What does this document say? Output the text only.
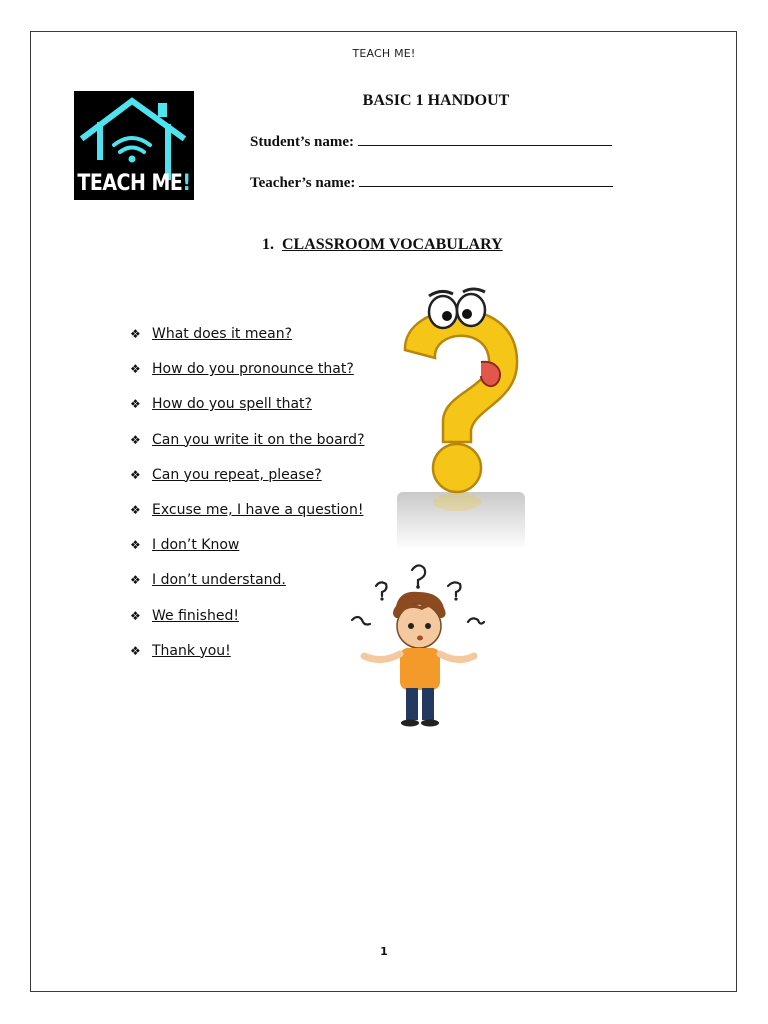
TEACH ME!
TEACH ME!
BASIC 1 HANDOUT
Student’s name:
Teacher’s name:
1. CLASSROOM VOCABULARY
❖ What does it mean?
❖ How do you pronounce that?
❖ How do you spell that?
❖ Can you write it on the board?
❖ Can you repeat, please?
❖ Excuse me, I have a question!
❖ I don’t Know
❖ I don’t understand.
❖ We finished!
❖ Thank you!
1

::::::::::

YOUR GOAL: Except for the pictures, give all the material above again verbatim.

EXERCISE OUTPUT:
What does this document say? Output the text only.
TEACH ME!
TEACH ME!
BASIC 1 HANDOUT
Student’s name:
Teacher’s name:
1. CLASSROOM VOCABULARY
❖ What does it mean?
❖ How do you pronounce that?
❖ How do you spell that?
❖ Can you write it on the board?
❖ Can you repeat, please?
❖ Excuse me, I have a question!
❖ I don’t Know
❖ I don’t understand.
❖ We finished!
❖ Thank you!
1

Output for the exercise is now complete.